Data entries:
## Start
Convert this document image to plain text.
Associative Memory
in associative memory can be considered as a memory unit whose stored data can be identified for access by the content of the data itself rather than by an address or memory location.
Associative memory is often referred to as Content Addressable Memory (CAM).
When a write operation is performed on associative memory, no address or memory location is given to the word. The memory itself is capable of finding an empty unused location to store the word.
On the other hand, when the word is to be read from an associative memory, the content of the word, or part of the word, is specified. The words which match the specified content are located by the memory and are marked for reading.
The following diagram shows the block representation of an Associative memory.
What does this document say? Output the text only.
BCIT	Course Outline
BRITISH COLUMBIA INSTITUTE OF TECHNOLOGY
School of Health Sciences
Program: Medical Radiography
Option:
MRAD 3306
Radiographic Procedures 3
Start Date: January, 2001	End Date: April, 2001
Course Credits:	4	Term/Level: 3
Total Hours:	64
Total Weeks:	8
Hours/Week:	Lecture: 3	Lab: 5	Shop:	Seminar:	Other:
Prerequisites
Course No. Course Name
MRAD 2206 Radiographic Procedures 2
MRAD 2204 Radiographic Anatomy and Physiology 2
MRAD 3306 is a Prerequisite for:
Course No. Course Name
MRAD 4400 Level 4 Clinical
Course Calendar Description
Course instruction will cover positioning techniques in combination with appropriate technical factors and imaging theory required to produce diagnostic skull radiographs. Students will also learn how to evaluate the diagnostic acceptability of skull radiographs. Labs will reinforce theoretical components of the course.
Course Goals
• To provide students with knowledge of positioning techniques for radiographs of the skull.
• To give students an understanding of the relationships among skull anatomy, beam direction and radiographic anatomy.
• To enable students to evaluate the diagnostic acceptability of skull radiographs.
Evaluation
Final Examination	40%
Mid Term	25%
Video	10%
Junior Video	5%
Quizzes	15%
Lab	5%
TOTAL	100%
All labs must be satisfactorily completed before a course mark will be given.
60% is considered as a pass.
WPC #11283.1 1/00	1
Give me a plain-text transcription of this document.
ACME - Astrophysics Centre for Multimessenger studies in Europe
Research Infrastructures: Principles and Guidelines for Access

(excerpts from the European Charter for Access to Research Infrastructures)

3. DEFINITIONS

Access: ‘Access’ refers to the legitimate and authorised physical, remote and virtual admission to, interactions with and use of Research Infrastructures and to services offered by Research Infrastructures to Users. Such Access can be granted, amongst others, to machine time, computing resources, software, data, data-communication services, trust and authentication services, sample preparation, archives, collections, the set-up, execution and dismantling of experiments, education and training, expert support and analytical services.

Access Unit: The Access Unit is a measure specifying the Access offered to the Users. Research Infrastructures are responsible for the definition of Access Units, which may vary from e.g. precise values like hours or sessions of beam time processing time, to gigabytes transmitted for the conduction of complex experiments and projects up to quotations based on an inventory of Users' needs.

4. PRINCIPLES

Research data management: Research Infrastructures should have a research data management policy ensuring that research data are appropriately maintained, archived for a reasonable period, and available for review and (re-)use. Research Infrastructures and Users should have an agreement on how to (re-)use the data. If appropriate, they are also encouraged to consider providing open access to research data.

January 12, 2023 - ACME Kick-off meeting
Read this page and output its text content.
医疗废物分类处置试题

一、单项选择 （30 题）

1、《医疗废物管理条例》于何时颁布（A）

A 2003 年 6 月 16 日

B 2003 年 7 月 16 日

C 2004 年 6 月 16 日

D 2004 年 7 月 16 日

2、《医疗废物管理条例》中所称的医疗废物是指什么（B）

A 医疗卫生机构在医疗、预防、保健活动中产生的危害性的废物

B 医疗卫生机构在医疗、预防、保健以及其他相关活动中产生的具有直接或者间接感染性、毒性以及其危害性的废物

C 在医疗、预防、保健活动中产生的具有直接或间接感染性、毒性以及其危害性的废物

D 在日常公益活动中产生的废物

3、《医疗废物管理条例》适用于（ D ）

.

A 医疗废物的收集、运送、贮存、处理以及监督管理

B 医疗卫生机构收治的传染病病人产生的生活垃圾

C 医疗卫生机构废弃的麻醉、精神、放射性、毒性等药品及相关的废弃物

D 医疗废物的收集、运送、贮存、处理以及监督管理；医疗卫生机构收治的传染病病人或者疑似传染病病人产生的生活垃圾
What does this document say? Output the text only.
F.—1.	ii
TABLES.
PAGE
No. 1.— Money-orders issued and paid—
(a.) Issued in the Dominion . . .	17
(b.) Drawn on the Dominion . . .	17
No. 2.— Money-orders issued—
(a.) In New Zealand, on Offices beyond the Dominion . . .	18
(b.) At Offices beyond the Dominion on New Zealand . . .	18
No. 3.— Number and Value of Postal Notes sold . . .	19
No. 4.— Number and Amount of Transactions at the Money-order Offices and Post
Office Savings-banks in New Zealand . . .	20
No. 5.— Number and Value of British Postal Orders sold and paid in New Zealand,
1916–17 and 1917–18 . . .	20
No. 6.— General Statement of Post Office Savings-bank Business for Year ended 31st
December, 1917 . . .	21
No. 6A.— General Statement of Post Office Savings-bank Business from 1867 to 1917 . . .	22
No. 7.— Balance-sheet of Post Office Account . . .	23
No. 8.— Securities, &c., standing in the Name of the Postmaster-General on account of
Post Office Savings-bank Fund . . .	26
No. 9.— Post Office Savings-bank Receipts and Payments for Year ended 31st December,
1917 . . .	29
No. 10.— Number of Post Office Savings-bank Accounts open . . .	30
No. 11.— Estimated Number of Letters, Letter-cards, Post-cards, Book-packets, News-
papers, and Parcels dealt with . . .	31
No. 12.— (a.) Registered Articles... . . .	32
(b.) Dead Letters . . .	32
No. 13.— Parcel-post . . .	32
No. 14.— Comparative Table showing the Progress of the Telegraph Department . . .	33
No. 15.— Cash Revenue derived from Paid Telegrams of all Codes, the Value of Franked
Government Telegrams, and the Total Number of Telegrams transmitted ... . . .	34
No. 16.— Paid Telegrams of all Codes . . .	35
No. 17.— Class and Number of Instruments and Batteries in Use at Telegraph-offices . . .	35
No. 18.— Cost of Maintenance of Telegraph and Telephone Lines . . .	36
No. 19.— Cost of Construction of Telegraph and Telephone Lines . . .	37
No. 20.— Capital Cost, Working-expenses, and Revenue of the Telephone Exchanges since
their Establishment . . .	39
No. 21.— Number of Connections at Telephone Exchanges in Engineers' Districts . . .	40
## End
What is required:
Reproduce all the records precisely.

The reply:
Convert this document image to plain text.
Associative Memory
in associative memory can be considered as a memory unit whose stored data can be identified for access by the content of the data itself rather than by an address or memory location.
Associative memory is often referred to as Content Addressable Memory (CAM).
When a write operation is performed on associative memory, no address or memory location is given to the word. The memory itself is capable of finding an empty unused location to store the word.
On the other hand, when the word is to be read from an associative memory, the content of the word, or part of the word, is specified. The words which match the specified content are located by the memory and are marked for reading.
The following diagram shows the block representation of an Associative memory.
What does this document say? Output the text only.
BCIT	Course Outline
BRITISH COLUMBIA INSTITUTE OF TECHNOLOGY
School of Health Sciences
Program: Medical Radiography
Option:
MRAD 3306
Radiographic Procedures 3
Start Date: January, 2001	End Date: April, 2001
Course Credits:	4	Term/Level: 3
Total Hours:	64
Total Weeks:	8
Hours/Week:	Lecture: 3	Lab: 5	Shop:	Seminar:	Other:
Prerequisites
Course No. Course Name
MRAD 2206 Radiographic Procedures 2
MRAD 2204 Radiographic Anatomy and Physiology 2
MRAD 3306 is a Prerequisite for:
Course No. Course Name
MRAD 4400 Level 4 Clinical
Course Calendar Description
Course instruction will cover positioning techniques in combination with appropriate technical factors and imaging theory required to produce diagnostic skull radiographs. Students will also learn how to evaluate the diagnostic acceptability of skull radiographs. Labs will reinforce theoretical components of the course.
Course Goals
• To provide students with knowledge of positioning techniques for radiographs of the skull.
• To give students an understanding of the relationships among skull anatomy, beam direction and radiographic anatomy.
• To enable students to evaluate the diagnostic acceptability of skull radiographs.
Evaluation
Final Examination	40%
Mid Term	25%
Video	10%
Junior Video	5%
Quizzes	15%
Lab	5%
TOTAL	100%
All labs must be satisfactorily completed before a course mark will be given.
60% is considered as a pass.
WPC #11283.1 1/00	1
Give me a plain-text transcription of this document.
ACME - Astrophysics Centre for Multimessenger studies in Europe
Research Infrastructures: Principles and Guidelines for Access

(excerpts from the European Charter for Access to Research Infrastructures)

3. DEFINITIONS

Access: ‘Access’ refers to the legitimate and authorised physical, remote and virtual admission to, interactions with and use of Research Infrastructures and to services offered by Research Infrastructures to Users. Such Access can be granted, amongst others, to machine time, computing resources, software, data, data-communication services, trust and authentication services, sample preparation, archives, collections, the set-up, execution and dismantling of experiments, education and training, expert support and analytical services.

Access Unit: The Access Unit is a measure specifying the Access offered to the Users. Research Infrastructures are responsible for the definition of Access Units, which may vary from e.g. precise values like hours or sessions of beam time processing time, to gigabytes transmitted for the conduction of complex experiments and projects up to quotations based on an inventory of Users' needs.

4. PRINCIPLES

Research data management: Research Infrastructures should have a research data management policy ensuring that research data are appropriately maintained, archived for a reasonable period, and available for review and (re-)use. Research Infrastructures and Users should have an agreement on how to (re-)use the data. If appropriate, they are also encouraged to consider providing open access to research data.

January 12, 2023 - ACME Kick-off meeting
Read this page and output its text content.
医疗废物分类处置试题

一、单项选择 （30 题）

1、《医疗废物管理条例》于何时颁布（A）

A 2003 年 6 月 16 日

B 2003 年 7 月 16 日

C 2004 年 6 月 16 日

D 2004 年 7 月 16 日

2、《医疗废物管理条例》中所称的医疗废物是指什么（B）

A 医疗卫生机构在医疗、预防、保健活动中产生的危害性的废物

B 医疗卫生机构在医疗、预防、保健以及其他相关活动中产生的具有直接或者间接感染性、毒性以及其危害性的废物

C 在医疗、预防、保健活动中产生的具有直接或间接感染性、毒性以及其危害性的废物

D 在日常公益活动中产生的废物

3、《医疗废物管理条例》适用于（ D ）

.

A 医疗废物的收集、运送、贮存、处理以及监督管理

B 医疗卫生机构收治的传染病病人产生的生活垃圾

C 医疗卫生机构废弃的麻醉、精神、放射性、毒性等药品及相关的废弃物

D 医疗废物的收集、运送、贮存、处理以及监督管理；医疗卫生机构收治的传染病病人或者疑似传染病病人产生的生活垃圾
What does this document say? Output the text only.
F.—1.	ii
TABLES.
PAGE
No. 1.— Money-orders issued and paid—
(a.) Issued in the Dominion . . .	17
(b.) Drawn on the Dominion . . .	17
No. 2.— Money-orders issued—
(a.) In New Zealand, on Offices beyond the Dominion . . .	18
(b.) At Offices beyond the Dominion on New Zealand . . .	18
No. 3.— Number and Value of Postal Notes sold . . .	19
No. 4.— Number and Amount of Transactions at the Money-order Offices and Post
Office Savings-banks in New Zealand . . .	20
No. 5.— Number and Value of British Postal Orders sold and paid in New Zealand,
1916–17 and 1917–18 . . .	20
No. 6.— General Statement of Post Office Savings-bank Business for Year ended 31st
December, 1917 . . .	21
No. 6A.— General Statement of Post Office Savings-bank Business from 1867 to 1917 . . .	22
No. 7.— Balance-sheet of Post Office Account . . .	23
No. 8.— Securities, &c., standing in the Name of the Postmaster-General on account of
Post Office Savings-bank Fund . . .	26
No. 9.— Post Office Savings-bank Receipts and Payments for Year ended 31st December,
1917 . . .	29
No. 10.— Number of Post Office Savings-bank Accounts open . . .	30
No. 11.— Estimated Number of Letters, Letter-cards, Post-cards, Book-packets, News-
papers, and Parcels dealt with . . .	31
No. 12.— (a.) Registered Articles... . . .	32
(b.) Dead Letters . . .	32
No. 13.— Parcel-post . . .	32
No. 14.— Comparative Table showing the Progress of the Telegraph Department . . .	33
No. 15.— Cash Revenue derived from Paid Telegrams of all Codes, the Value of Franked
Government Telegrams, and the Total Number of Telegrams transmitted ... . . .	34
No. 16.— Paid Telegrams of all Codes . . .	35
No. 17.— Class and Number of Instruments and Batteries in Use at Telegraph-offices . . .	35
No. 18.— Cost of Maintenance of Telegraph and Telephone Lines . . .	36
No. 19.— Cost of Construction of Telegraph and Telephone Lines . . .	37
No. 20.— Capital Cost, Working-expenses, and Revenue of the Telephone Exchanges since
their Establishment . . .	39
No. 21.— Number of Connections at Telephone Exchanges in Engineers' Districts . . .	40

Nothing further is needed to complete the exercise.